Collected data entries
════════
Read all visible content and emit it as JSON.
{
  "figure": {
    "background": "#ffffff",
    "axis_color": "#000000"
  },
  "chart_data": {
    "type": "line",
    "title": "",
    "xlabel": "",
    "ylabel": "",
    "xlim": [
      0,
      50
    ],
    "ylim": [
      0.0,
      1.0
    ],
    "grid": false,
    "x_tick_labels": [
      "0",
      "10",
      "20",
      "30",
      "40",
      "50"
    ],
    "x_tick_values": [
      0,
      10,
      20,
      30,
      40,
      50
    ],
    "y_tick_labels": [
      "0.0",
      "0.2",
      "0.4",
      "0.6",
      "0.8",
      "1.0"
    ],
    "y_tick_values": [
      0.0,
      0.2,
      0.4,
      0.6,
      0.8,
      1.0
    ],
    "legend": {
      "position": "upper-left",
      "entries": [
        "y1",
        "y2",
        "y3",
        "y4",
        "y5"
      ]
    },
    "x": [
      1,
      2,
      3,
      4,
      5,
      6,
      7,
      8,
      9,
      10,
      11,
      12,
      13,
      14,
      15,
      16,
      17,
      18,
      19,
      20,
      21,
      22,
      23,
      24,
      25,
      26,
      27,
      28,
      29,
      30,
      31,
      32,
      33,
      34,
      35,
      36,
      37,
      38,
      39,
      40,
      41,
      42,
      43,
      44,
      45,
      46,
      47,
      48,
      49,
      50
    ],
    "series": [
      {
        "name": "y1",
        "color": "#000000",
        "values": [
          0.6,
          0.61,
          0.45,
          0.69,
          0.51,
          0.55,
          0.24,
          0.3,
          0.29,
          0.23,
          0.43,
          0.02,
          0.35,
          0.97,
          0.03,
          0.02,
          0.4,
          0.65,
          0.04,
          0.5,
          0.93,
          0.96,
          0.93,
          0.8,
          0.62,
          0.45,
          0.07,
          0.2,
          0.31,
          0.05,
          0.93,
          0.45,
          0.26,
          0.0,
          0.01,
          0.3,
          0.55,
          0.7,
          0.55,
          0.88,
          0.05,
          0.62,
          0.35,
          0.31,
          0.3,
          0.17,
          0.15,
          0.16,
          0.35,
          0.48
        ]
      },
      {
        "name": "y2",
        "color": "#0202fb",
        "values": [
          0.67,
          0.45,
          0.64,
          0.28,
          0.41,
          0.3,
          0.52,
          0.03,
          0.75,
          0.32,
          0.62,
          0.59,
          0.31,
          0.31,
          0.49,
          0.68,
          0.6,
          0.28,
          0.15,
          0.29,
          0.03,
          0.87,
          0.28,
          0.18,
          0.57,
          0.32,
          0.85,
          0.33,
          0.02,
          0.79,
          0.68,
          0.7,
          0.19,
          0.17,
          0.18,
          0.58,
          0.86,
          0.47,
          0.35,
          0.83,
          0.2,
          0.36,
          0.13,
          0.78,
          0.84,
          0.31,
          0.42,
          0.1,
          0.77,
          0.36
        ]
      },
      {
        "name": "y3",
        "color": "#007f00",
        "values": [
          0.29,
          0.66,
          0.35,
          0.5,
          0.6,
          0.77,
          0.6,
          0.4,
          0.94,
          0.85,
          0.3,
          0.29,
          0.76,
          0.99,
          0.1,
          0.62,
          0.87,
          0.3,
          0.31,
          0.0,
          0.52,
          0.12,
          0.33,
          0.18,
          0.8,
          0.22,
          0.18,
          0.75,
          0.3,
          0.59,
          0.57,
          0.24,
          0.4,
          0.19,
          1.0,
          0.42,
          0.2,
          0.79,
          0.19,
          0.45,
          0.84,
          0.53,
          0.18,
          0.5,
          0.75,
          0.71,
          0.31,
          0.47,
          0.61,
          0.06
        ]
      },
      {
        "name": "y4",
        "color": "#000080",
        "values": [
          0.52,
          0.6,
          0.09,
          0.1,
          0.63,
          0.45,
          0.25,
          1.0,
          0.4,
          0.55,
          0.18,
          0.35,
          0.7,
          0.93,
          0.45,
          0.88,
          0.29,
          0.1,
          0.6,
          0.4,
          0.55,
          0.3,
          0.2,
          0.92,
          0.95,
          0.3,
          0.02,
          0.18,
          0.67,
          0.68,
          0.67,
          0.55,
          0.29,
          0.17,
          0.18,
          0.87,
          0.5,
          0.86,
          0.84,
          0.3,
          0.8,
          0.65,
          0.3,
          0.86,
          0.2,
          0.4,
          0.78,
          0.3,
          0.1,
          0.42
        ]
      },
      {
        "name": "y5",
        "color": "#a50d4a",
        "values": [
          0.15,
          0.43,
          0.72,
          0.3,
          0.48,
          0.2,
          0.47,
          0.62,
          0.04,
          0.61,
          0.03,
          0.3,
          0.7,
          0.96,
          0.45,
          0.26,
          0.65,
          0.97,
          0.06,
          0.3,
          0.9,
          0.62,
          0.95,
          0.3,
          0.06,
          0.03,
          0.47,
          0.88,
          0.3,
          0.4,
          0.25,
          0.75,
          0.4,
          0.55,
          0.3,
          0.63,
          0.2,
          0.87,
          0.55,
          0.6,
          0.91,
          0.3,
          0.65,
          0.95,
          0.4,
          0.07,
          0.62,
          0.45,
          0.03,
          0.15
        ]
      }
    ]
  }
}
════════
▶ **Written problem**: Provide an exact reproduction of all the entries shown above.

▶ **Expected output**:
Read all visible content and emit it as JSON.
{
  "figure": {
    "background": "#ffffff",
    "axis_color": "#000000"
  },
  "chart_data": {
    "type": "line",
    "title": "",
    "xlabel": "",
    "ylabel": "",
    "xlim": [
      0,
      50
    ],
    "ylim": [
      0.0,
      1.0
    ],
    "grid": false,
    "x_tick_labels": [
      "0",
      "10",
      "20",
      "30",
      "40",
      "50"
    ],
    "x_tick_values": [
      0,
      10,
      20,
      30,
      40,
      50
    ],
    "y_tick_labels": [
      "0.0",
      "0.2",
      "0.4",
      "0.6",
      "0.8",
      "1.0"
    ],
    "y_tick_values": [
      0.0,
      0.2,
      0.4,
      0.6,
      0.8,
      1.0
    ],
    "legend": {
      "position": "upper-left",
      "entries": [
        "y1",
        "y2",
        "y3",
        "y4",
        "y5"
      ]
    },
    "x": [
      1,
      2,
      3,
      4,
      5,
      6,
      7,
      8,
      9,
      10,
      11,
      12,
      13,
      14,
      15,
      16,
      17,
      18,
      19,
      20,
      21,
      22,
      23,
      24,
      25,
      26,
      27,
      28,
      29,
      30,
      31,
      32,
      33,
      34,
      35,
      36,
      37,
      38,
      39,
      40,
      41,
      42,
      43,
      44,
      45,
      46,
      47,
      48,
      49,
      50
    ],
    "series": [
      {
        "name": "y1",
        "color": "#000000",
        "values": [
          0.6,
          0.61,
          0.45,
          0.69,
          0.51,
          0.55,
          0.24,
          0.3,
          0.29,
          0.23,
          0.43,
          0.02,
          0.35,
          0.97,
          0.03,
          0.02,
          0.4,
          0.65,
          0.04,
          0.5,
          0.93,
          0.96,
          0.93,
          0.8,
          0.62,
          0.45,
          0.07,
          0.2,
          0.31,
          0.05,
          0.93,
          0.45,
          0.26,
          0.0,
          0.01,
          0.3,
          0.55,
          0.7,
          0.55,
          0.88,
          0.05,
          0.62,
          0.35,
          0.31,
          0.3,
          0.17,
          0.15,
          0.16,
          0.35,
          0.48
        ]
      },
      {
        "name": "y2",
        "color": "#0202fb",
        "values": [
          0.67,
          0.45,
          0.64,
          0.28,
          0.41,
          0.3,
          0.52,
          0.03,
          0.75,
          0.32,
          0.62,
          0.59,
          0.31,
          0.31,
          0.49,
          0.68,
          0.6,
          0.28,
          0.15,
          0.29,
          0.03,
          0.87,
          0.28,
          0.18,
          0.57,
          0.32,
          0.85,
          0.33,
          0.02,
          0.79,
          0.68,
          0.7,
          0.19,
          0.17,
          0.18,
          0.58,
          0.86,
          0.47,
          0.35,
          0.83,
          0.2,
          0.36,
          0.13,
          0.78,
          0.84,
          0.31,
          0.42,
          0.1,
          0.77,
          0.36
        ]
      },
      {
        "name": "y3",
        "color": "#007f00",
        "values": [
          0.29,
          0.66,
          0.35,
          0.5,
          0.6,
          0.77,
          0.6,
          0.4,
          0.94,
          0.85,
          0.3,
          0.29,
          0.76,
          0.99,
          0.1,
          0.62,
          0.87,
          0.3,
          0.31,
          0.0,
          0.52,
          0.12,
          0.33,
          0.18,
          0.8,
          0.22,
          0.18,
          0.75,
          0.3,
          0.59,
          0.57,
          0.24,
          0.4,
          0.19,
          1.0,
          0.42,
          0.2,
          0.79,
          0.19,
          0.45,
          0.84,
          0.53,
          0.18,
          0.5,
          0.75,
          0.71,
          0.31,
          0.47,
          0.61,
          0.06
        ]
      },
      {
        "name": "y4",
        "color": "#000080",
        "values": [
          0.52,
          0.6,
          0.09,
          0.1,
          0.63,
          0.45,
          0.25,
          1.0,
          0.4,
          0.55,
          0.18,
          0.35,
          0.7,
          0.93,
          0.45,
          0.88,
          0.29,
          0.1,
          0.6,
          0.4,
          0.55,
          0.3,
          0.2,
          0.92,
          0.95,
          0.3,
          0.02,
          0.18,
          0.67,
          0.68,
          0.67,
          0.55,
          0.29,
          0.17,
          0.18,
          0.87,
          0.5,
          0.86,
          0.84,
          0.3,
          0.8,
          0.65,
          0.3,
          0.86,
          0.2,
          0.4,
          0.78,
          0.3,
          0.1,
          0.42
        ]
      },
      {
        "name": "y5",
        "color": "#a50d4a",
        "values": [
          0.15,
          0.43,
          0.72,
          0.3,
          0.48,
          0.2,
          0.47,
          0.62,
          0.04,
          0.61,
          0.03,
          0.3,
          0.7,
          0.96,
          0.45,
          0.26,
          0.65,
          0.97,
          0.06,
          0.3,
          0.9,
          0.62,
          0.95,
          0.3,
          0.06,
          0.03,
          0.47,
          0.88,
          0.3,
          0.4,
          0.25,
          0.75,
          0.4,
          0.55,
          0.3,
          0.63,
          0.2,
          0.87,
          0.55,
          0.6,
          0.91,
          0.3,
          0.65,
          0.95,
          0.4,
          0.07,
          0.62,
          0.45,
          0.03,
          0.15
        ]
      }
    ]
  }
}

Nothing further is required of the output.